> [WHAT IS ASKED]: Print the entries below in their entirety, exactly as they are written.

----------------------------------------

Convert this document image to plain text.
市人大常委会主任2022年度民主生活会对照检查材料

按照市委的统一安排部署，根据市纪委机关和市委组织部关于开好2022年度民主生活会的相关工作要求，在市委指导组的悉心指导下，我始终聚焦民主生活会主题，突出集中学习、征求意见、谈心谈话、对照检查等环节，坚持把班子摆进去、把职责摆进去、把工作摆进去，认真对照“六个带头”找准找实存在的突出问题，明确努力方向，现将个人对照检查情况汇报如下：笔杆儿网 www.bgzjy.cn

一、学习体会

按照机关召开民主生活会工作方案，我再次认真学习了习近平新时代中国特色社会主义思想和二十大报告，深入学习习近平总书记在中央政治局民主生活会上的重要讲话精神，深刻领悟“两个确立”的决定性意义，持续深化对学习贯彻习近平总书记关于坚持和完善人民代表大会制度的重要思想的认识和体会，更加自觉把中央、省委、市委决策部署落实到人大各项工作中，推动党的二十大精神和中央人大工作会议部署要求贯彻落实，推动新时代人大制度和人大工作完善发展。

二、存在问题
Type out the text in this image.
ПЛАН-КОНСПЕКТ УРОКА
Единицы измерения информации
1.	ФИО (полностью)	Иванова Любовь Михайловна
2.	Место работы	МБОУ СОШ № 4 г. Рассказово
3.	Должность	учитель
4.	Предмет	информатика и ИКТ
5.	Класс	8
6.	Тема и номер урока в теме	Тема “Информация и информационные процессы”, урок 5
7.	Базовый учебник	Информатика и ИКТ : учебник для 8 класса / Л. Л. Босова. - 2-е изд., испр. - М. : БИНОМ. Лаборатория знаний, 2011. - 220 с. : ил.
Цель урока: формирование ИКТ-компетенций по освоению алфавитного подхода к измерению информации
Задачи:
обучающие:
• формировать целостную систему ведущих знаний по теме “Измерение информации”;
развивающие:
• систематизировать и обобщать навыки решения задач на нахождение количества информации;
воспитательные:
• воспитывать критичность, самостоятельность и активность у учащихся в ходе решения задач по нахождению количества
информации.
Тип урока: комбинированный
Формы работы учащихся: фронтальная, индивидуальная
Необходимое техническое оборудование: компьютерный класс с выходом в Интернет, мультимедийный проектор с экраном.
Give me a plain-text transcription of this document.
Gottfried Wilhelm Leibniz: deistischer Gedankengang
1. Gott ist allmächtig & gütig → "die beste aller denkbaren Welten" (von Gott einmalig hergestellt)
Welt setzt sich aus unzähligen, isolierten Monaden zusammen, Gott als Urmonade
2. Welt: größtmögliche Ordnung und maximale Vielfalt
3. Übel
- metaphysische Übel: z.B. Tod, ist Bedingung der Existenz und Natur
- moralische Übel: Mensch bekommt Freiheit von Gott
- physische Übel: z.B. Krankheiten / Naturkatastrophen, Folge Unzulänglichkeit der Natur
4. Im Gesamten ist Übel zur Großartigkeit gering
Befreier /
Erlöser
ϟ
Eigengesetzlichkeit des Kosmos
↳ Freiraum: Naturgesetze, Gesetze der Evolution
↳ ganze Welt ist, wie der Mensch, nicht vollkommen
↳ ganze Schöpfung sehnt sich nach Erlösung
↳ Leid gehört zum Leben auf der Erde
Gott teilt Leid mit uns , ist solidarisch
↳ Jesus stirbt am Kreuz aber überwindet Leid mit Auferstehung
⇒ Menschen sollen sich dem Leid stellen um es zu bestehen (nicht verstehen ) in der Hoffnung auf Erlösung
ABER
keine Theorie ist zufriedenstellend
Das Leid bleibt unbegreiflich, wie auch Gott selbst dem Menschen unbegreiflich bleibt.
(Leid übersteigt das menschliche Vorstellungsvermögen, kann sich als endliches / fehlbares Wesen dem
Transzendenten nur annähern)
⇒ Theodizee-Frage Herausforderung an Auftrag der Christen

----------------------------------------

> [EXERCISE RESULT]:
Convert this document image to plain text.
市人大常委会主任2022年度民主生活会对照检查材料

按照市委的统一安排部署，根据市纪委机关和市委组织部关于开好2022年度民主生活会的相关工作要求，在市委指导组的悉心指导下，我始终聚焦民主生活会主题，突出集中学习、征求意见、谈心谈话、对照检查等环节，坚持把班子摆进去、把职责摆进去、把工作摆进去，认真对照“六个带头”找准找实存在的突出问题，明确努力方向，现将个人对照检查情况汇报如下：笔杆儿网 www.bgzjy.cn

一、学习体会

按照机关召开民主生活会工作方案，我再次认真学习了习近平新时代中国特色社会主义思想和二十大报告，深入学习习近平总书记在中央政治局民主生活会上的重要讲话精神，深刻领悟“两个确立”的决定性意义，持续深化对学习贯彻习近平总书记关于坚持和完善人民代表大会制度的重要思想的认识和体会，更加自觉把中央、省委、市委决策部署落实到人大各项工作中，推动党的二十大精神和中央人大工作会议部署要求贯彻落实，推动新时代人大制度和人大工作完善发展。

二、存在问题
Type out the text in this image.
ПЛАН-КОНСПЕКТ УРОКА
Единицы измерения информации
1.	ФИО (полностью)	Иванова Любовь Михайловна
2.	Место работы	МБОУ СОШ № 4 г. Рассказово
3.	Должность	учитель
4.	Предмет	информатика и ИКТ
5.	Класс	8
6.	Тема и номер урока в теме	Тема “Информация и информационные процессы”, урок 5
7.	Базовый учебник	Информатика и ИКТ : учебник для 8 класса / Л. Л. Босова. - 2-е изд., испр. - М. : БИНОМ. Лаборатория знаний, 2011. - 220 с. : ил.
Цель урока: формирование ИКТ-компетенций по освоению алфавитного подхода к измерению информации
Задачи:
обучающие:
• формировать целостную систему ведущих знаний по теме “Измерение информации”;
развивающие:
• систематизировать и обобщать навыки решения задач на нахождение количества информации;
воспитательные:
• воспитывать критичность, самостоятельность и активность у учащихся в ходе решения задач по нахождению количества
информации.
Тип урока: комбинированный
Формы работы учащихся: фронтальная, индивидуальная
Необходимое техническое оборудование: компьютерный класс с выходом в Интернет, мультимедийный проектор с экраном.
Give me a plain-text transcription of this document.
Gottfried Wilhelm Leibniz: deistischer Gedankengang
1. Gott ist allmächtig & gütig → "die beste aller denkbaren Welten" (von Gott einmalig hergestellt)
Welt setzt sich aus unzähligen, isolierten Monaden zusammen, Gott als Urmonade
2. Welt: größtmögliche Ordnung und maximale Vielfalt
3. Übel
- metaphysische Übel: z.B. Tod, ist Bedingung der Existenz und Natur
- moralische Übel: Mensch bekommt Freiheit von Gott
- physische Übel: z.B. Krankheiten / Naturkatastrophen, Folge Unzulänglichkeit der Natur
4. Im Gesamten ist Übel zur Großartigkeit gering
Befreier /
Erlöser
ϟ
Eigengesetzlichkeit des Kosmos
↳ Freiraum: Naturgesetze, Gesetze der Evolution
↳ ganze Welt ist, wie der Mensch, nicht vollkommen
↳ ganze Schöpfung sehnt sich nach Erlösung
↳ Leid gehört zum Leben auf der Erde
Gott teilt Leid mit uns , ist solidarisch
↳ Jesus stirbt am Kreuz aber überwindet Leid mit Auferstehung
⇒ Menschen sollen sich dem Leid stellen um es zu bestehen (nicht verstehen ) in der Hoffnung auf Erlösung
ABER
keine Theorie ist zufriedenstellend
Das Leid bleibt unbegreiflich, wie auch Gott selbst dem Menschen unbegreiflich bleibt.
(Leid übersteigt das menschliche Vorstellungsvermögen, kann sich als endliches / fehlbares Wesen dem
Transzendenten nur annähern)
⇒ Theodizee-Frage Herausforderung an Auftrag der Christen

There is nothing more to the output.